▶ **Directive**
Find each line with the string "name" and report it.

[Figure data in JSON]
■ ■ ■
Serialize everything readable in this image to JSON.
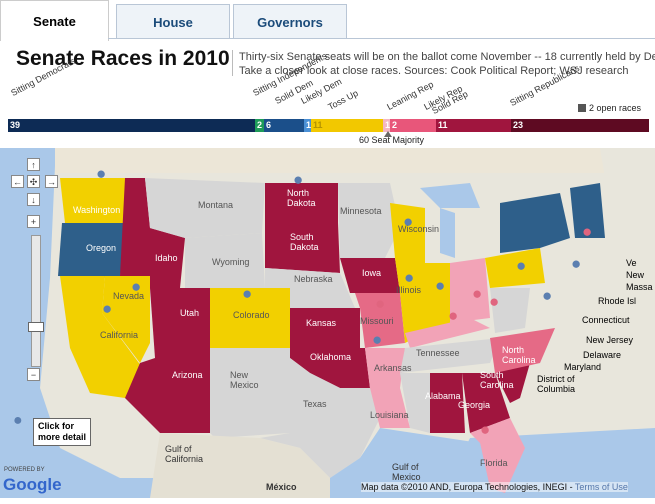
{
  "tabs": [
    {
      "label": "Senate",
      "active": true
    },
    {
      "label": "House",
      "active": false
    },
    {
      "label": "Governors",
      "active": false
    }
  ],
  "header": {
    "title": "Senate Races in 2010",
    "desc1": "Thirty-six Senate seats will be on the ballot come November -- 18 currently held by Dem",
    "desc2": "Take a closer look at close races. Sources: Cook Political Report; WSJ research"
  },
  "categories": [
    {
      "label": "Sitting Democrats"
    },
    {
      "label": "Sitting Independents"
    },
    {
      "label": "Solid Dem"
    },
    {
      "label": "Likely Dem"
    },
    {
      "label": "Toss Up"
    },
    {
      "label": "Leaning Rep"
    },
    {
      "label": "Likely Rep"
    },
    {
      "label": "Solid Rep"
    },
    {
      "label": "Sitting Republicans"
    }
  ],
  "seat_bar": [
    {
      "category": "Sitting Democrats",
      "value": "39",
      "color": "#0d2b55"
    },
    {
      "category": "Sitting Independents",
      "value": "2",
      "color": "#1f9c5a"
    },
    {
      "category": "Solid Dem",
      "value": "6",
      "color": "#1b4f8a"
    },
    {
      "category": "Likely Dem",
      "value": "1",
      "color": "#4a90d6"
    },
    {
      "category": "Toss Up",
      "value": "11",
      "color": "#f2c800"
    },
    {
      "category": "Leaning Rep",
      "value": "1",
      "color": "#f4b7c3"
    },
    {
      "category": "Likely Rep",
      "value": "2",
      "color": "#e8567a"
    },
    {
      "category": "Solid Rep",
      "value": "11",
      "color": "#a0153e"
    },
    {
      "category": "Sitting Republicans",
      "value": "23",
      "color": "#5e0a22"
    }
  ],
  "majority_label": "60 Seat Majority",
  "open_races": "2 open races",
  "map": {
    "labels": {
      "washington": "Washington",
      "oregon": "Oregon",
      "california": "California",
      "nevada": "Nevada",
      "idaho": "Idaho",
      "utah": "Utah",
      "arizona": "Arizona",
      "montana": "Montana",
      "wyoming": "Wyoming",
      "colorado": "Colorado",
      "new_mexico": "New\nMexico",
      "north_dakota": "North\nDakota",
      "south_dakota": "South\nDakota",
      "nebraska": "Nebraska",
      "kansas": "Kansas",
      "oklahoma": "Oklahoma",
      "texas": "Texas",
      "minnesota": "Minnesota",
      "iowa": "Iowa",
      "missouri": "Missouri",
      "arkansas": "Arkansas",
      "louisiana": "Louisiana",
      "wisconsin": "Wisconsin",
      "illinois": "Illinois",
      "tennessee": "Tennessee",
      "alabama": "Alabama",
      "georgia": "Georgia",
      "florida": "Florida",
      "north_carolina": "North\nCarolina",
      "south_carolina": "South\nCarolina",
      "mexico": "México",
      "gulf_california": "Gulf of\nCalifornia",
      "gulf_mexico": "Gulf of\nMexico"
    },
    "callouts": [
      "Ve",
      "New",
      "Massa",
      "Rhode Isl",
      "Connecticut",
      "New Jersey",
      "Delaware",
      "Maryland",
      "District of\nColumbia"
    ],
    "click_label": "Click for\nmore detail",
    "powered_by": "POWERED BY",
    "google": "Google",
    "credit": "Map data ©2010  AND, Europa Technologies, INEGI - ",
    "terms": "Terms of Use"
  },
  "colors": {
    "solid_dem": "#2e5f8a",
    "toss_up": "#f2d000",
    "leaning_rep": "#f2a3b7",
    "likely_rep": "#e56a86",
    "solid_rep": "#a0153e",
    "no_race": "#d6d6d6",
    "water": "#aac8e9",
    "land": "#e8e6dc"
  }
}
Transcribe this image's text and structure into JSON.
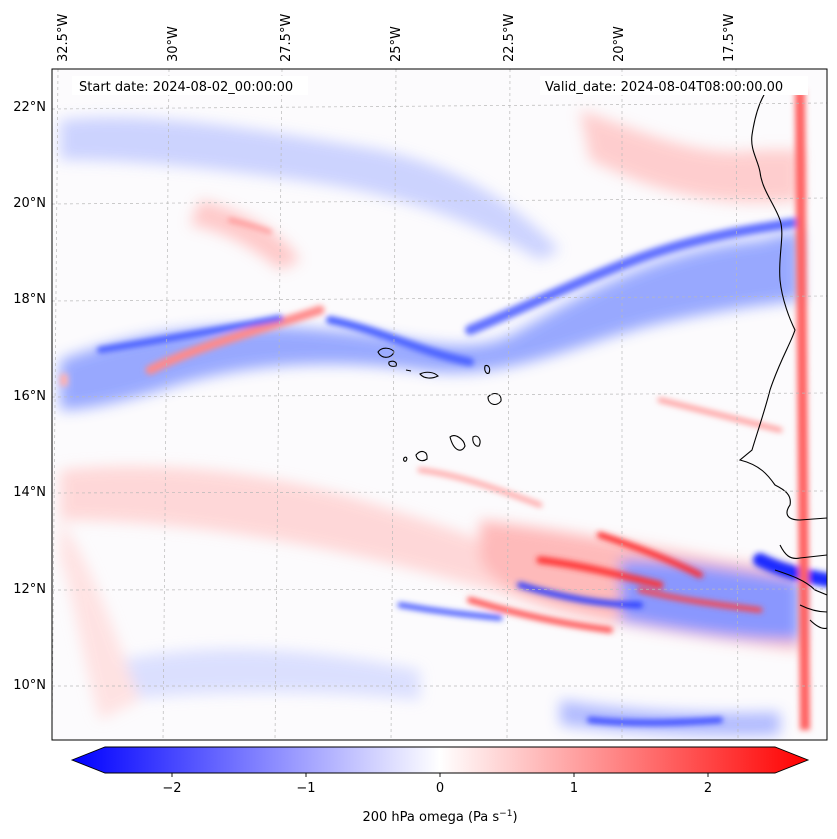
{
  "header": {
    "start_date": "Start date: 2024-08-02_00:00:00",
    "valid_date": "Valid_date: 2024-08-04T08:00:00.00"
  },
  "map": {
    "lon_labels": [
      "32.5°W",
      "30°W",
      "27.5°W",
      "25°W",
      "22.5°W",
      "20°W",
      "17.5°W"
    ],
    "lat_labels": [
      "22°N",
      "20°N",
      "18°N",
      "16°N",
      "14°N",
      "12°N",
      "10°N"
    ],
    "gridlines": "dashed"
  },
  "colorbar": {
    "ticks": [
      "−2",
      "−1",
      "0",
      "1",
      "2"
    ],
    "label": "200 hPa omega (Pa s",
    "label_exponent": "−1",
    "label_suffix": ")",
    "cmap": "bwr",
    "min_color": "#0000ff",
    "mid_color": "#ffffff",
    "max_color": "#ff0000"
  }
}
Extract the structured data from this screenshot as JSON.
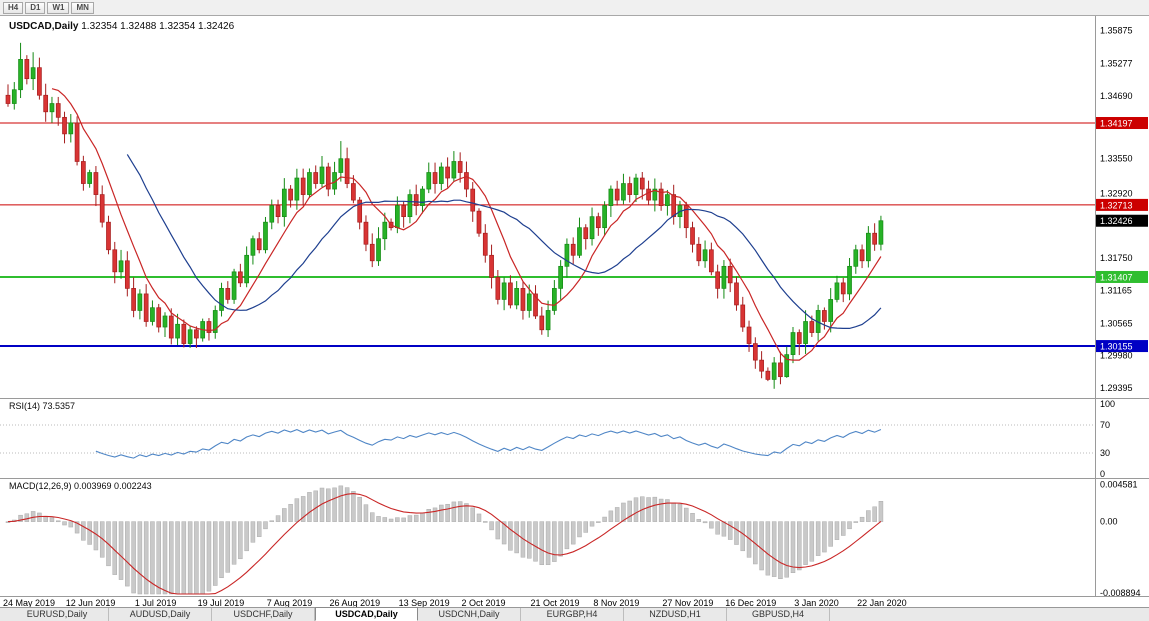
{
  "toolbar": {
    "periods": [
      "H4",
      "D1",
      "W1",
      "MN"
    ]
  },
  "main_chart": {
    "symbol": "USDCAD,Daily",
    "ohlc_text": "1.32354 1.32488 1.32354 1.32426",
    "open": "1.32354",
    "high": "1.32488",
    "low": "1.32354",
    "close": "1.32426"
  },
  "indicators": {
    "rsi_label": "RSI(14) 73.5357",
    "macd_label": "MACD(12,26,9) 0.003969 0.002243"
  },
  "colors": {
    "bull": "#27b227",
    "bull_border": "#148a14",
    "bear": "#d83434",
    "bear_border": "#a51d1d",
    "ma_fast": "#c92626",
    "ma_slow": "#1e3f8f",
    "rsi": "#4f86c6",
    "macd_hist_fill": "#c9c9c9",
    "macd_hist_stroke": "#ababab",
    "macd_signal": "#c92626",
    "red": "#cc0000",
    "green": "#2fbe2f",
    "blue": "#0000c4",
    "black": "#000000",
    "separator": "#9a9a9a",
    "level_dotted": "#bbbbbb"
  },
  "price_axis": {
    "ticks": [
      "1.35875",
      "1.35277",
      "1.34690",
      "1.33550",
      "1.32920",
      "1.31750",
      "1.31165",
      "1.30565",
      "1.29980",
      "1.29395"
    ]
  },
  "rsi_axis": {
    "ticks": [
      100,
      70,
      30,
      0
    ],
    "levels": [
      70,
      30
    ]
  },
  "macd_axis": {
    "ticks": [
      {
        "v": 0.004581,
        "label": "0.004581"
      },
      {
        "v": 0,
        "label": "0.00"
      },
      {
        "v": -0.008894,
        "label": "-0.008894"
      }
    ]
  },
  "footer_tabs": [
    {
      "label": "EURUSD,Daily",
      "active": false
    },
    {
      "label": "AUDUSD,Daily",
      "active": false
    },
    {
      "label": "USDCHF,Daily",
      "active": false
    },
    {
      "label": "USDCAD,Daily",
      "active": true
    },
    {
      "label": "USDCNH,Daily",
      "active": false
    },
    {
      "label": "EURGBP,H4",
      "active": false
    },
    {
      "label": "NZDUSD,H1",
      "active": false
    },
    {
      "label": "GBPUSD,H4",
      "active": false
    }
  ],
  "chart_data": {
    "type": "candlestick",
    "title": "USDCAD,Daily",
    "x_labels": [
      "24 May 2019",
      "12 Jun 2019",
      "1 Jul 2019",
      "19 Jul 2019",
      "7 Aug 2019",
      "26 Aug 2019",
      "13 Sep 2019",
      "2 Oct 2019",
      "21 Oct 2019",
      "8 Nov 2019",
      "27 Nov 2019",
      "16 Dec 2019",
      "3 Jan 2020",
      "22 Jan 2020"
    ],
    "price_range": [
      1.2925,
      1.361
    ],
    "closes": [
      1.3455,
      1.348,
      1.3535,
      1.35,
      1.352,
      1.347,
      1.344,
      1.3455,
      1.343,
      1.34,
      1.342,
      1.335,
      1.331,
      1.333,
      1.329,
      1.324,
      1.319,
      1.315,
      1.317,
      1.312,
      1.308,
      1.311,
      1.306,
      1.3085,
      1.305,
      1.307,
      1.303,
      1.3055,
      1.302,
      1.3045,
      1.303,
      1.306,
      1.304,
      1.308,
      1.312,
      1.31,
      1.315,
      1.313,
      1.318,
      1.321,
      1.319,
      1.324,
      1.327,
      1.325,
      1.33,
      1.328,
      1.332,
      1.329,
      1.333,
      1.331,
      1.334,
      1.33,
      1.333,
      1.3355,
      1.331,
      1.328,
      1.324,
      1.32,
      1.317,
      1.321,
      1.324,
      1.323,
      1.327,
      1.325,
      1.329,
      1.327,
      1.33,
      1.333,
      1.331,
      1.334,
      1.332,
      1.335,
      1.333,
      1.33,
      1.326,
      1.322,
      1.318,
      1.314,
      1.31,
      1.313,
      1.309,
      1.312,
      1.308,
      1.311,
      1.307,
      1.3045,
      1.308,
      1.312,
      1.316,
      1.32,
      1.318,
      1.323,
      1.321,
      1.325,
      1.323,
      1.327,
      1.33,
      1.328,
      1.331,
      1.329,
      1.332,
      1.33,
      1.328,
      1.33,
      1.327,
      1.329,
      1.325,
      1.327,
      1.323,
      1.32,
      1.317,
      1.319,
      1.315,
      1.312,
      1.316,
      1.313,
      1.309,
      1.305,
      1.302,
      1.299,
      1.297,
      1.2955,
      1.2985,
      1.296,
      1.3,
      1.304,
      1.302,
      1.306,
      1.304,
      1.308,
      1.306,
      1.31,
      1.313,
      1.311,
      1.316,
      1.319,
      1.317,
      1.322,
      1.32,
      1.32426
    ],
    "spikes": {
      "2": {
        "high": 1.3565
      },
      "4": {
        "high": 1.3548
      },
      "10": {
        "high": 1.3436
      },
      "28": {
        "low": 1.3013
      },
      "53": {
        "high": 1.3387
      },
      "85": {
        "low": 1.3036
      },
      "121": {
        "low": 1.2952
      },
      "124": {
        "low": 1.2958
      }
    },
    "horizontal_lines": [
      {
        "value": 1.34197,
        "label": "1.34197",
        "color": "red",
        "width": 1
      },
      {
        "value": 1.32713,
        "label": "1.32713",
        "color": "red",
        "width": 1
      },
      {
        "value": 1.31407,
        "label": "1.31407",
        "color": "green",
        "width": 2
      },
      {
        "value": 1.30155,
        "label": "1.30155",
        "color": "blue",
        "width": 2
      }
    ],
    "current_price": {
      "value": 1.32426,
      "label": "1.32426"
    },
    "moving_averages": [
      {
        "period": 8,
        "colorKey": "ma_fast"
      },
      {
        "period": 20,
        "colorKey": "ma_slow"
      }
    ],
    "rsi_period": 14,
    "macd_params": {
      "fast": 12,
      "slow": 26,
      "signal": 9
    },
    "macd_range": [
      -0.0089,
      0.00475
    ]
  }
}
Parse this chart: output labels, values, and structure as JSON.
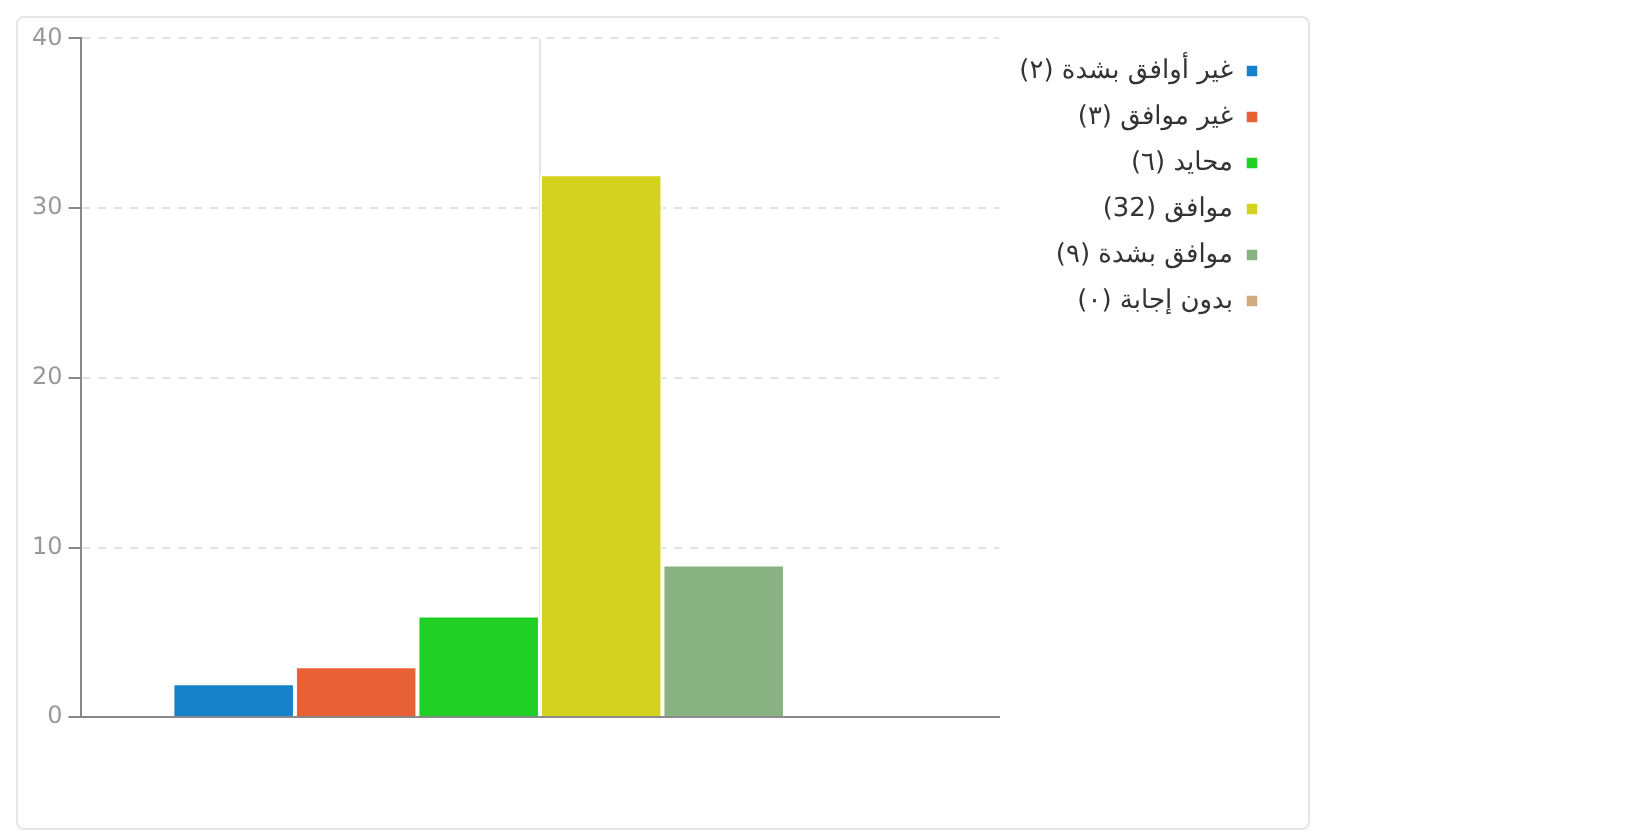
{
  "chart_data": {
    "type": "bar",
    "categories": [
      null
    ],
    "series": [
      {
        "name": "غير أوافق بشدة (٢)",
        "color": "#1582c9",
        "values": [
          2
        ]
      },
      {
        "name": "غير موافق (٣)",
        "color": "#e86035",
        "values": [
          3
        ]
      },
      {
        "name": "محايد (٦)",
        "color": "#20cf24",
        "values": [
          6
        ]
      },
      {
        "name": "موافق (32)",
        "color": "#d3d31f",
        "values": [
          32
        ]
      },
      {
        "name": "موافق بشدة (٩)",
        "color": "#89b283",
        "values": [
          9
        ]
      },
      {
        "name": "بدون إجابة (٠)",
        "color": "#d0aa7f",
        "values": [
          0
        ]
      }
    ],
    "ylim": [
      0,
      40
    ],
    "yticks": [
      0,
      10,
      20,
      30,
      40
    ],
    "grid": true,
    "legend": "right"
  }
}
■ ■ ■
▶ **Problem solution**
        "name": "غير أوافق بشدة (٢)",
        "name": "غير موافق (٣)",
        "name": "محايد (٦)",
        "name": "موافق (32)",
        "name": "موافق بشدة (٩)",
        "name": "بدون إجابة (٠)",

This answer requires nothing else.